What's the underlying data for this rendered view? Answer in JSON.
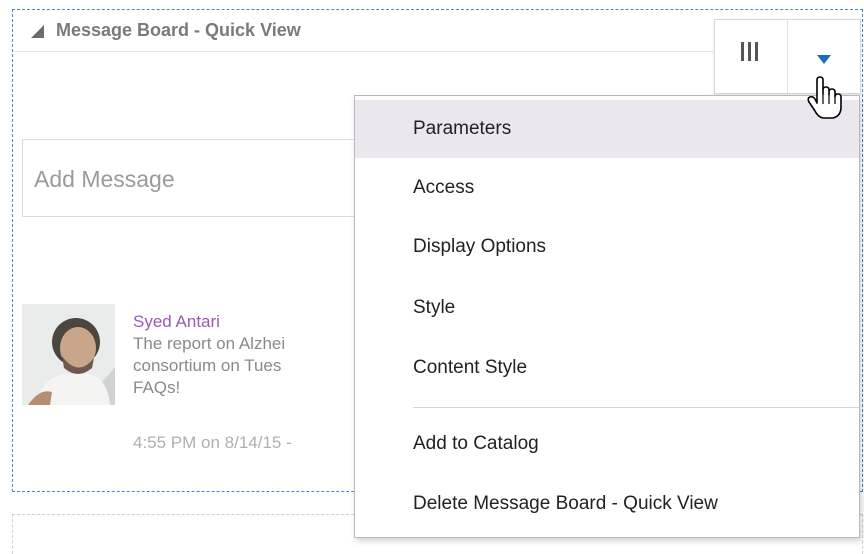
{
  "portlet": {
    "title": "Message Board - Quick View"
  },
  "toolbar": {
    "columns_icon": "columns-icon",
    "menu_icon": "caret-down-icon",
    "accent_color": "#1a6fb8"
  },
  "add_message": {
    "placeholder": "Add Message"
  },
  "message": {
    "author": "Syed Antari",
    "lines": [
      "The report on Alzhei",
      "consortium on Tues",
      "FAQs!"
    ],
    "time": "4:55 PM on 8/14/15 -",
    "author_color": "#9b59b6"
  },
  "menu": {
    "items": [
      {
        "label": "Parameters",
        "highlighted": true
      },
      {
        "label": "Access"
      },
      {
        "label": "Display Options"
      },
      {
        "label": "Style"
      },
      {
        "label": "Content Style"
      },
      {
        "label": "Add to Catalog"
      },
      {
        "label": "Delete Message Board - Quick View"
      }
    ],
    "highlight_color": "#ece6ee"
  }
}
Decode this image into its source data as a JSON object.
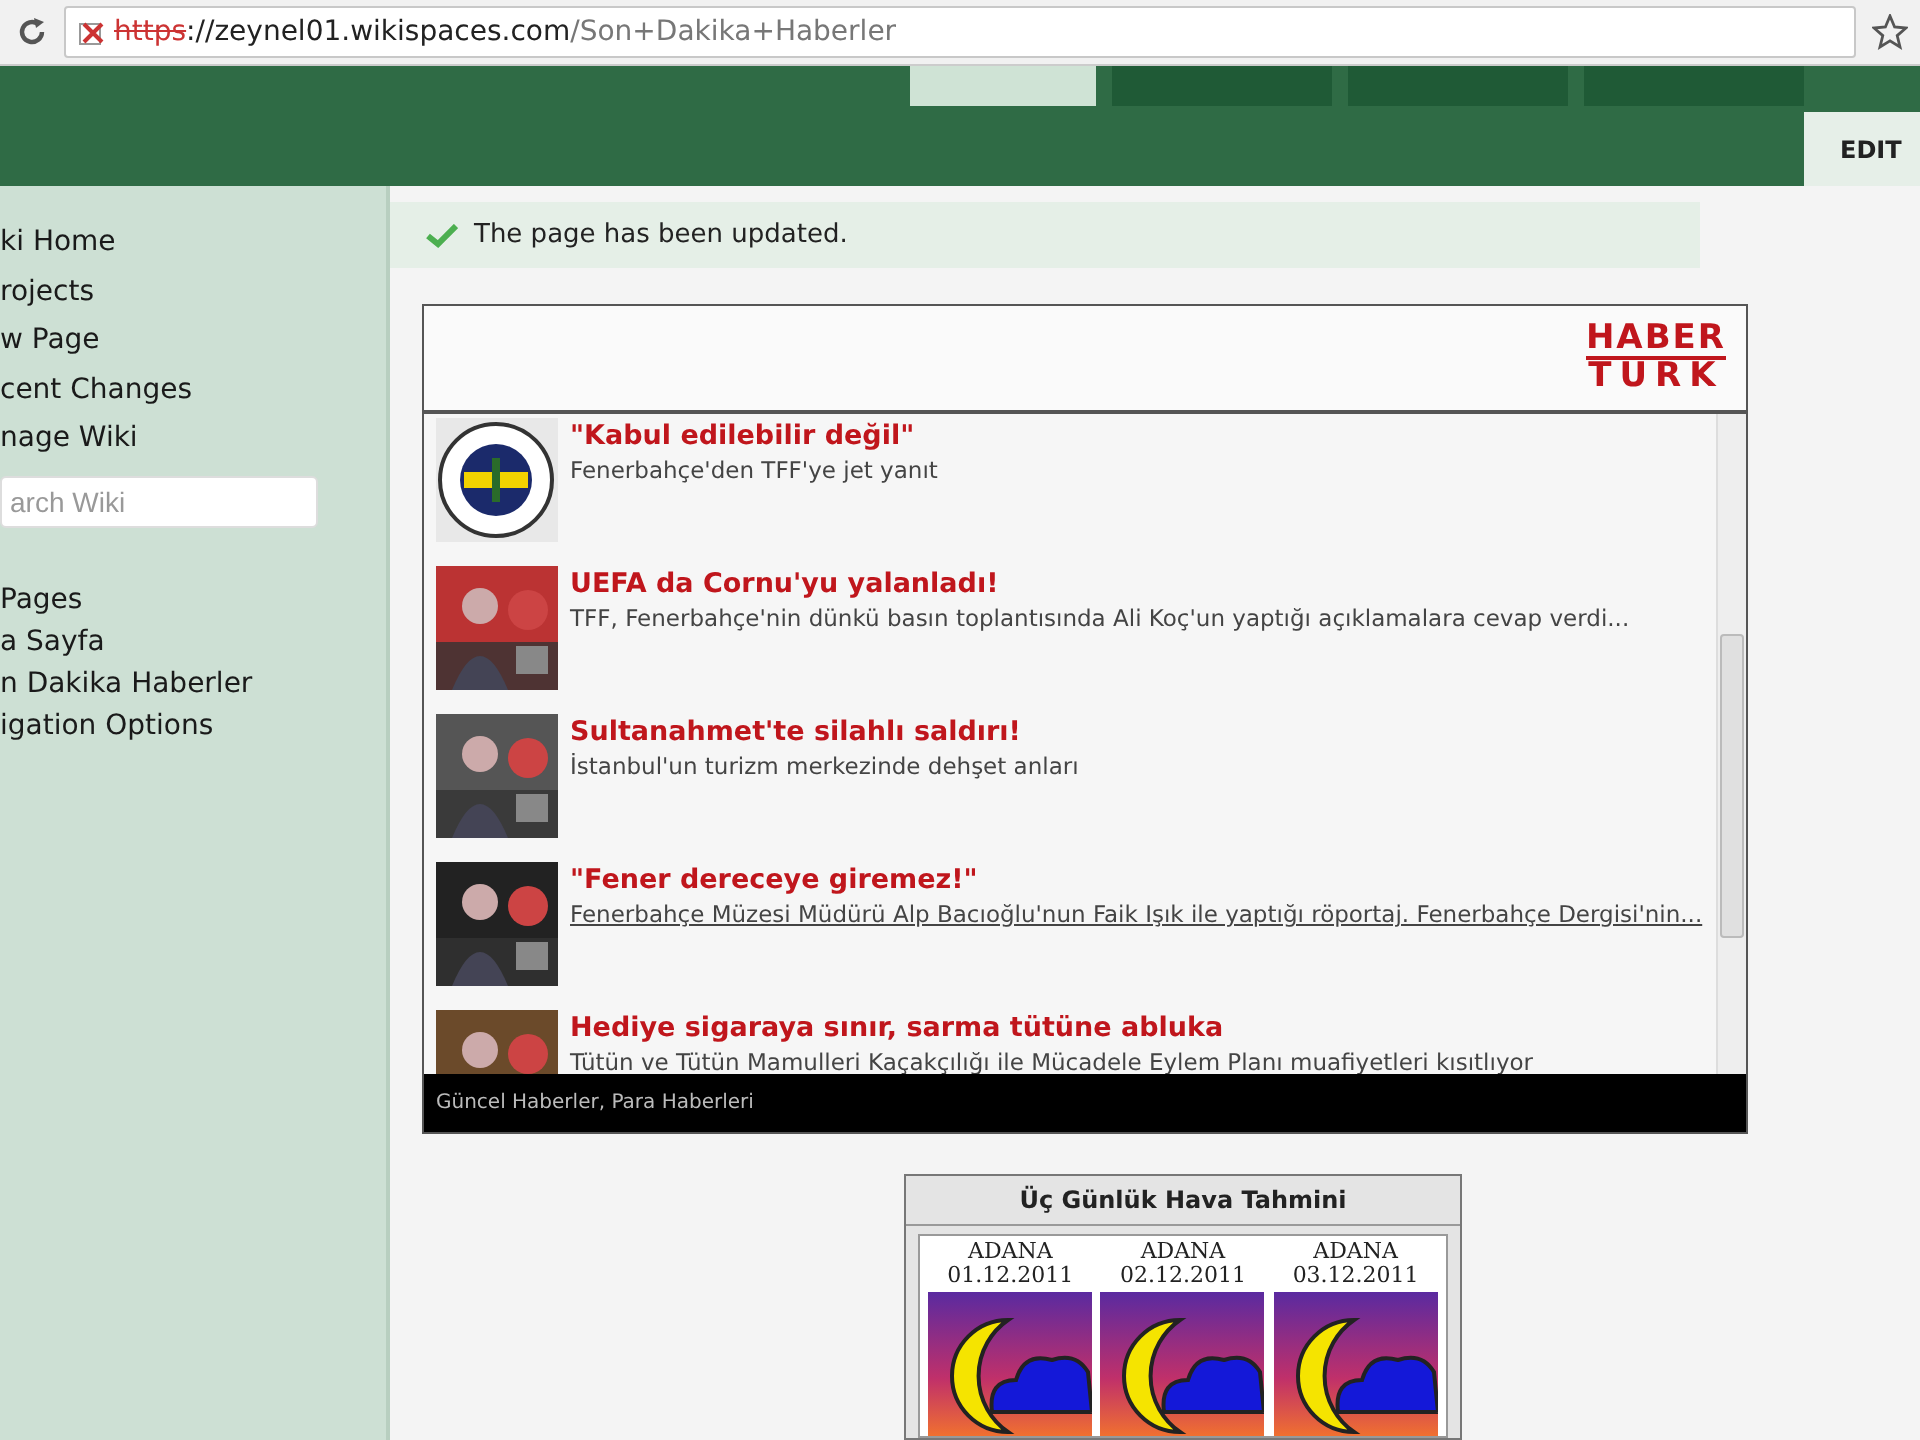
{
  "browser": {
    "url_scheme": "https",
    "url_host": "://zeynel01.wikispaces.com",
    "url_path": "/Son+Dakika+Haberler"
  },
  "header": {
    "tabs": [
      {
        "selected": true
      },
      {
        "selected": false
      },
      {
        "selected": false
      },
      {
        "selected": false
      }
    ],
    "edit_button": "EDIT"
  },
  "sidebar": {
    "items": [
      "ki Home",
      "rojects",
      "w Page",
      "cent Changes",
      "nage Wiki"
    ],
    "search": {
      "placeholder": "arch Wiki"
    },
    "pages": [
      "Pages",
      "a Sayfa",
      "n Dakika Haberler",
      "igation Options"
    ]
  },
  "notice": "The page has been updated.",
  "news_widget": {
    "logo_top": "HABER",
    "logo_bottom": "TURK",
    "items": [
      {
        "title": "\"Kabul edilebilir değil\"",
        "summary": "Fenerbahçe'den TFF'ye jet yanıt",
        "underlined": false
      },
      {
        "title": "UEFA da Cornu'yu yalanladı!",
        "summary": "TFF, Fenerbahçe'nin dünkü basın toplantısında Ali Koç'un yaptığı açıklamalara cevap verdi...",
        "underlined": false
      },
      {
        "title": "Sultanahmet'te silahlı saldırı!",
        "summary": "İstanbul'un turizm merkezinde dehşet anları",
        "underlined": false
      },
      {
        "title": "\"Fener dereceye giremez!\"",
        "summary": "Fenerbahçe Müzesi Müdürü Alp Bacıoğlu'nun Faik Işık ile yaptığı röportaj. Fenerbahçe Dergisi'nin...",
        "underlined": true
      },
      {
        "title": "Hediye sigaraya sınır, sarma tütüne abluka",
        "summary": "Tütün ve Tütün Mamulleri Kaçakçılığı ile Mücadele Eylem Planı muafiyetleri kısıtlıyor",
        "underlined": false
      }
    ],
    "footer": "Güncel Haberler, Para Haberleri"
  },
  "weather": {
    "title": "Üç Günlük Hava Tahmini",
    "days": [
      {
        "city": "ADANA",
        "date": "01.12.2011"
      },
      {
        "city": "ADANA",
        "date": "02.12.2011"
      },
      {
        "city": "ADANA",
        "date": "03.12.2011"
      }
    ]
  }
}
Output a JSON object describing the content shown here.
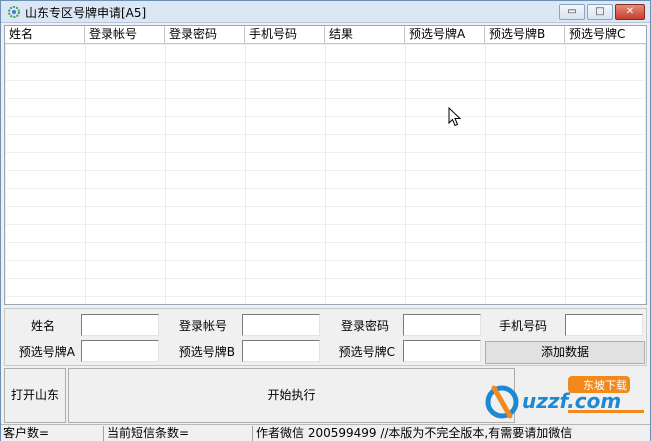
{
  "window": {
    "title": "山东专区号牌申请[A5]",
    "icon": "app-gear-icon",
    "controls": {
      "minimize": "▭",
      "maximize": "□",
      "close": "✕"
    }
  },
  "grid": {
    "columns": [
      "姓名",
      "登录帐号",
      "登录密码",
      "手机号码",
      "结果",
      "预选号牌A",
      "预选号牌B",
      "预选号牌C"
    ],
    "rows": []
  },
  "form": {
    "name_label": "姓名",
    "name_value": "",
    "account_label": "登录帐号",
    "account_value": "",
    "password_label": "登录密码",
    "password_value": "",
    "phone_label": "手机号码",
    "phone_value": "",
    "plate_a_label": "预选号牌A",
    "plate_a_value": "",
    "plate_b_label": "预选号牌B",
    "plate_b_value": "",
    "plate_c_label": "预选号牌C",
    "plate_c_value": "",
    "add_button": "添加数据"
  },
  "actions": {
    "open_label": "打开山东",
    "execute_label": "开始执行"
  },
  "watermark": {
    "text": "uzzf.com",
    "badge": "东坡下载"
  },
  "statusbar": {
    "customers": "客户数=",
    "sms_count": "当前短信条数=",
    "author_wechat": "作者微信  200599499  //本版为不完全版本,有需要请加微信"
  },
  "colors": {
    "titlebar": "#dbe7f5",
    "close_button": "#c4402f",
    "logo_blue": "#1e88d2",
    "logo_orange": "#f08a1c"
  }
}
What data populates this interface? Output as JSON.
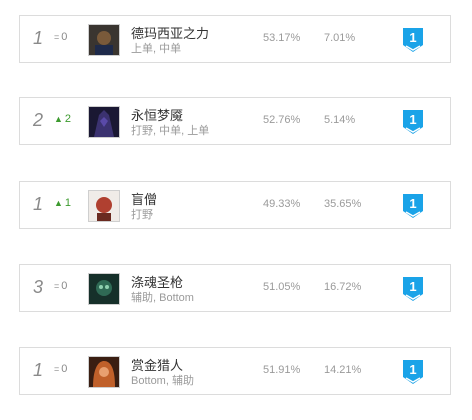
{
  "champions": [
    {
      "rank": "1",
      "change": "0",
      "change_dir": "same",
      "name": "德玛西亚之力",
      "roles": "上单, 中单",
      "win_rate": "53.17%",
      "pick_rate": "7.01%",
      "tier": "1",
      "portrait_colors": [
        "#3a3530",
        "#7a5a3a",
        "#1e2a4a"
      ]
    },
    {
      "rank": "2",
      "change": "2",
      "change_dir": "up",
      "name": "永恒梦魇",
      "roles": "打野, 中单, 上单",
      "win_rate": "52.76%",
      "pick_rate": "5.14%",
      "tier": "1",
      "portrait_colors": [
        "#1a1833",
        "#3b3270",
        "#5a4aa8"
      ]
    },
    {
      "rank": "1",
      "change": "1",
      "change_dir": "up",
      "name": "盲僧",
      "roles": "打野",
      "win_rate": "49.33%",
      "pick_rate": "35.65%",
      "tier": "1",
      "portrait_colors": [
        "#f0ece8",
        "#b04030",
        "#6a2a20"
      ]
    },
    {
      "rank": "3",
      "change": "0",
      "change_dir": "same",
      "name": "涤魂圣枪",
      "roles": "辅助, Bottom",
      "win_rate": "51.05%",
      "pick_rate": "16.72%",
      "tier": "1",
      "portrait_colors": [
        "#16302a",
        "#2f6a55",
        "#8fd0b0"
      ]
    },
    {
      "rank": "1",
      "change": "0",
      "change_dir": "same",
      "name": "赏金猎人",
      "roles": "Bottom, 辅助",
      "win_rate": "51.91%",
      "pick_rate": "14.21%",
      "tier": "1",
      "portrait_colors": [
        "#3a1e12",
        "#c0602a",
        "#e8a070"
      ]
    }
  ],
  "colors": {
    "tier_badge": "#1aa3e8",
    "up_arrow": "#3c9a2e"
  },
  "icons": {
    "same": "equals-icon",
    "up": "arrow-up-icon",
    "tier": "tier-badge-icon"
  }
}
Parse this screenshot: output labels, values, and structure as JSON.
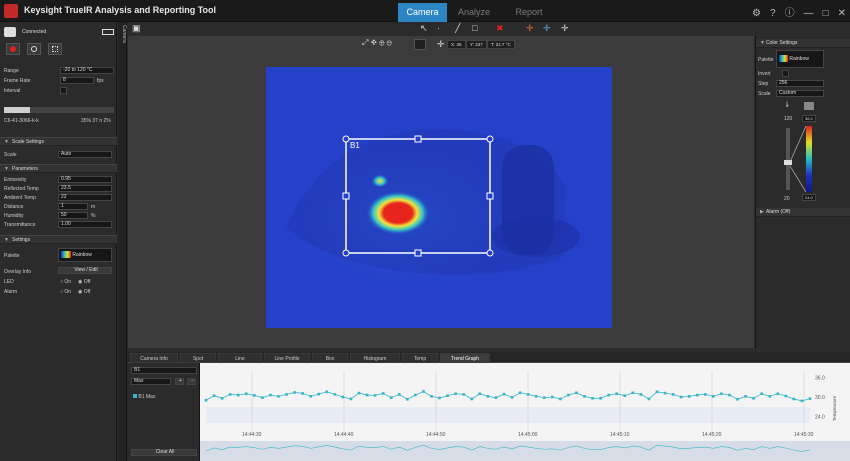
{
  "app": {
    "title": "Keysight TrueIR Analysis and Reporting Tool"
  },
  "tabs": [
    {
      "label": "Camera",
      "active": true
    },
    {
      "label": "Analyze",
      "active": false
    },
    {
      "label": "Report",
      "active": false
    }
  ],
  "window_controls": {
    "settings_icon": "gear-icon",
    "help_icon": "help-icon",
    "info_icon": "info-icon",
    "minimize": "—",
    "restore": "□",
    "close": "✕"
  },
  "left": {
    "status": "Connected",
    "range_label": "Range",
    "range_value": "-20 to 120 °C",
    "frame_rate_label": "Frame Rate",
    "frame_rate_value": "8",
    "frame_rate_unit": "fps",
    "interval_label": "Interval",
    "device_info": "C6-41-3066-k-k",
    "device_fps": "35% 37 n 2%",
    "scale_section": "Scale Settings",
    "scale_label": "Scale",
    "scale_value": "Auto",
    "params_section": "Parameters",
    "params": [
      {
        "label": "Emissivity",
        "value": "0.95",
        "unit": ""
      },
      {
        "label": "Reflected Temp",
        "value": "23.5",
        "unit": ""
      },
      {
        "label": "Ambient Temp",
        "value": "22",
        "unit": ""
      },
      {
        "label": "Distance",
        "value": "1",
        "unit": "m"
      },
      {
        "label": "Humidity",
        "value": "50",
        "unit": "%"
      },
      {
        "label": "Transmittance",
        "value": "1.00",
        "unit": ""
      }
    ],
    "settings_section": "Settings",
    "palette_label": "Palette",
    "palette_value": "Rainbow",
    "overlay_label": "Overlay Info",
    "overlay_button": "View / Edit",
    "led_label": "LED",
    "alarm_label": "Alarm",
    "on": "On",
    "off": "Off"
  },
  "camera_tab": "Camera",
  "coords": {
    "x": "X: 36",
    "y": "Y: 237",
    "t": "T: 22.7 °C"
  },
  "box_label": "B1",
  "thermal_colors": {
    "bg": "#2541c9",
    "hot": "#e8251c",
    "warm": "#f2e43a",
    "mid": "#33c3c9"
  },
  "right": {
    "color_section": "Color Settings",
    "palette_label": "Palette",
    "palette_value": "Rainbow",
    "invert_label": "Invert",
    "step_label": "Step",
    "step_value": "256",
    "scale_label": "Scale",
    "scale_value": "Custom",
    "top_value": "120",
    "bottom_value": "20",
    "hi_value": "36.0",
    "lo_value": "24.0",
    "alarm_section": "Alarm (Off)"
  },
  "bottom_tabs": [
    "Camera Info",
    "Spot",
    "Line",
    "Line Profile",
    "Box",
    "Histogram",
    "Temp",
    "Trend Graph"
  ],
  "trend": {
    "item": "B1",
    "stat": "Max",
    "series_label": "B1 Max",
    "clear_all": "Clear All"
  },
  "chart_data": {
    "type": "line",
    "x": [
      "14:44:30",
      "14:44:40",
      "14:44:50",
      "14:45:00",
      "14:45:10",
      "14:45:20",
      "14:45:30"
    ],
    "y_ticks": [
      "36.0",
      "30.0",
      "24.0"
    ],
    "ylabel": "Temperature",
    "series": [
      {
        "name": "B1 Max",
        "color": "#35b6c6",
        "values": [
          29.0,
          30.4,
          29.6,
          30.8,
          30.6,
          31.0,
          30.5,
          29.8,
          30.6,
          30.2,
          30.8,
          31.4,
          31.1,
          30.2,
          30.9,
          31.6,
          30.8,
          30.0,
          29.4,
          31.2,
          30.6,
          30.5,
          31.1,
          29.8,
          30.8,
          29.3,
          30.6,
          31.7,
          30.2,
          29.7,
          30.4,
          31.0,
          30.8,
          29.4,
          31.0,
          30.2,
          29.8,
          30.9,
          29.9,
          31.3,
          30.8,
          30.2,
          29.8,
          30.0,
          29.4,
          30.6,
          31.3,
          30.2,
          29.6,
          29.6,
          30.6,
          31.0,
          30.4,
          31.3,
          30.8,
          29.4,
          31.6,
          31.2,
          30.8,
          30.0,
          30.2,
          30.6,
          30.8,
          30.2,
          31.0,
          30.6,
          29.3,
          30.2,
          29.6,
          31.0,
          30.2,
          31.0,
          30.3,
          29.4,
          28.8,
          29.5
        ]
      }
    ]
  }
}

** PROBLEM TO WORK ON **
From the listing above, pick out every line containing "values".

** ANSWER TO THE EXERCISE **
Parse this screenshot: output labels, values, and structure as JSON.
        "values": [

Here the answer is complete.